— START Dataset extract —

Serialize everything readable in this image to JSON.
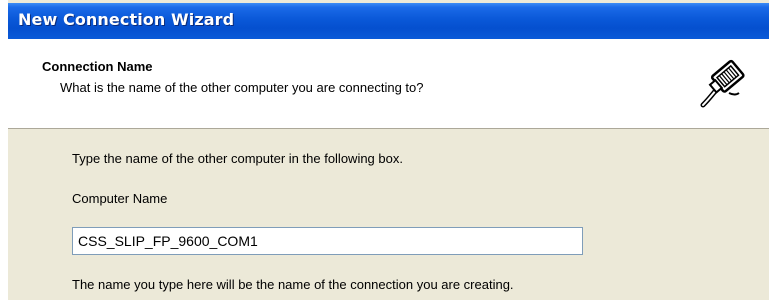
{
  "window": {
    "title": "New Connection Wizard"
  },
  "header": {
    "title": "Connection Name",
    "subtitle": "What is the name of the other computer you are connecting to?",
    "icon": "network-cable-icon"
  },
  "content": {
    "instruction": "Type the name of the other computer in the following box.",
    "field_label": "Computer Name",
    "computer_name_value": "CSS_SLIP_FP_9600_COM1",
    "note": "The name you type here will be the name of the connection you are creating."
  }
}
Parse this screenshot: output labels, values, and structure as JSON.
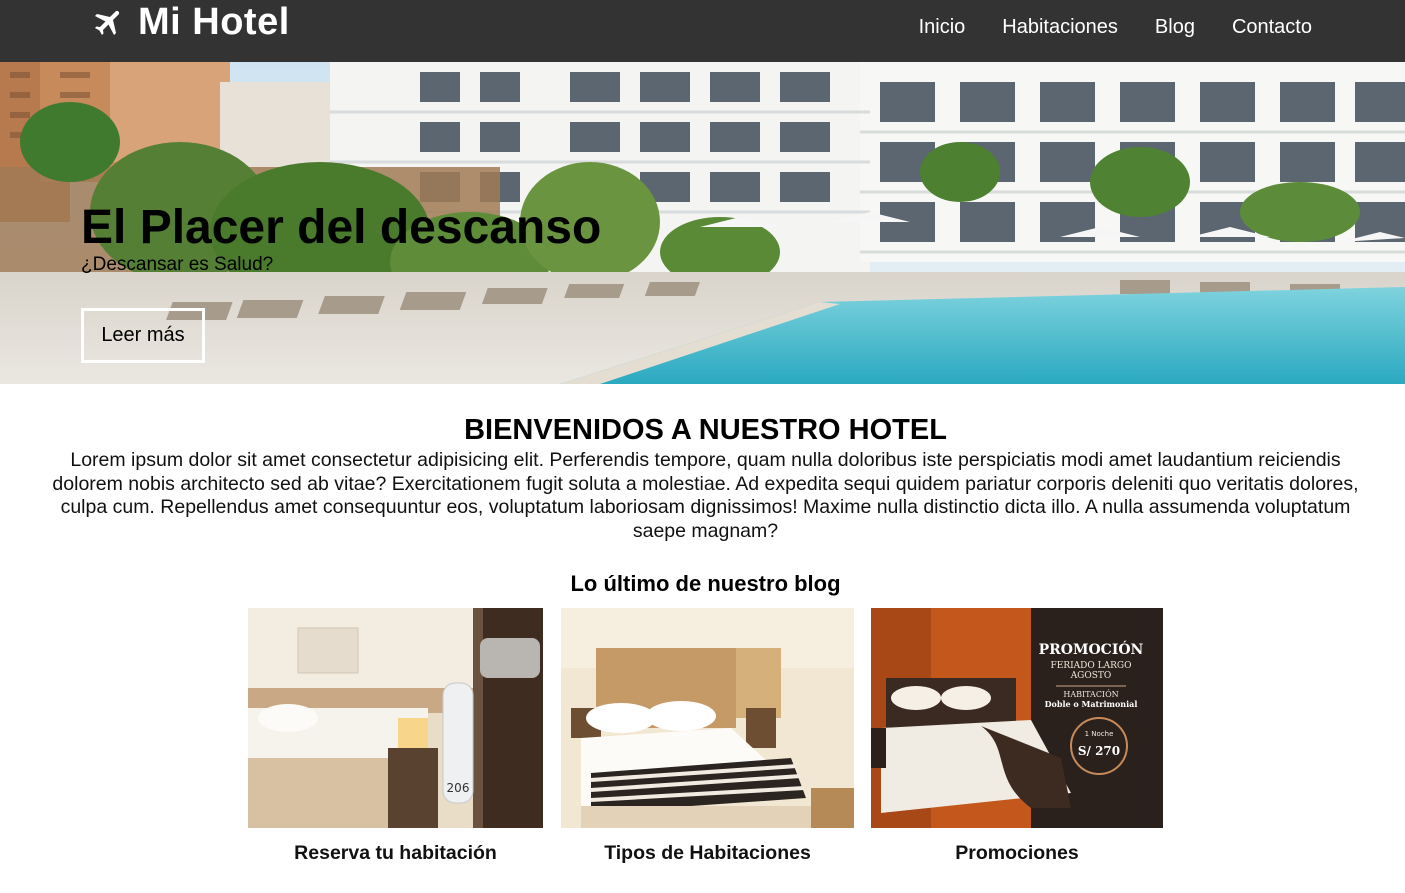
{
  "header": {
    "brand": "Mi Hotel",
    "brand_icon": "plane-icon",
    "nav": [
      "Inicio",
      "Habitaciones",
      "Blog",
      "Contacto"
    ]
  },
  "hero": {
    "title": "El Placer del descanso",
    "subtitle": "¿Descansar es Salud?",
    "button": "Leer más"
  },
  "welcome": {
    "title": "BIENVENIDOS A NUESTRO HOTEL",
    "text": "Lorem ipsum dolor sit amet consectetur adipisicing elit. Perferendis tempore, quam nulla doloribus iste perspiciatis modi amet laudantium reiciendis dolorem nobis architecto sed ab vitae? Exercitationem fugit soluta a molestiae. Ad expedita sequi quidem pariatur corporis deleniti quo veritatis dolores, culpa cum. Repellendus amet consequuntur eos, voluptatum laboriosam dignissimos! Maxime nulla distinctio dicta illo. A nulla assumenda voluptatum saepe magnam?"
  },
  "blog": {
    "title": "Lo último de nuestro blog",
    "posts": [
      {
        "caption": "Reserva tu habitación",
        "tag_number": "206"
      },
      {
        "caption": "Tipos de Habitaciones"
      },
      {
        "caption": "Promociones",
        "promo": {
          "title": "PROMOCIÓN",
          "line1": "FERIADO LARGO",
          "line2": "AGOSTO",
          "line3": "HABITACIÓN",
          "line4": "Doble o Matrimonial",
          "price_label": "1 Noche",
          "price": "S/ 270"
        }
      }
    ]
  },
  "colors": {
    "header_bg": "#333333",
    "pool": "#2fb3c9"
  }
}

— END Dataset extract —

Aim of the exercise -
Show each line of the data that contains the string "this".

Output of the exercise -
Serialize everything readable in this image to JSON.
Parse this screenshot: output labels, values, and structure as JSON.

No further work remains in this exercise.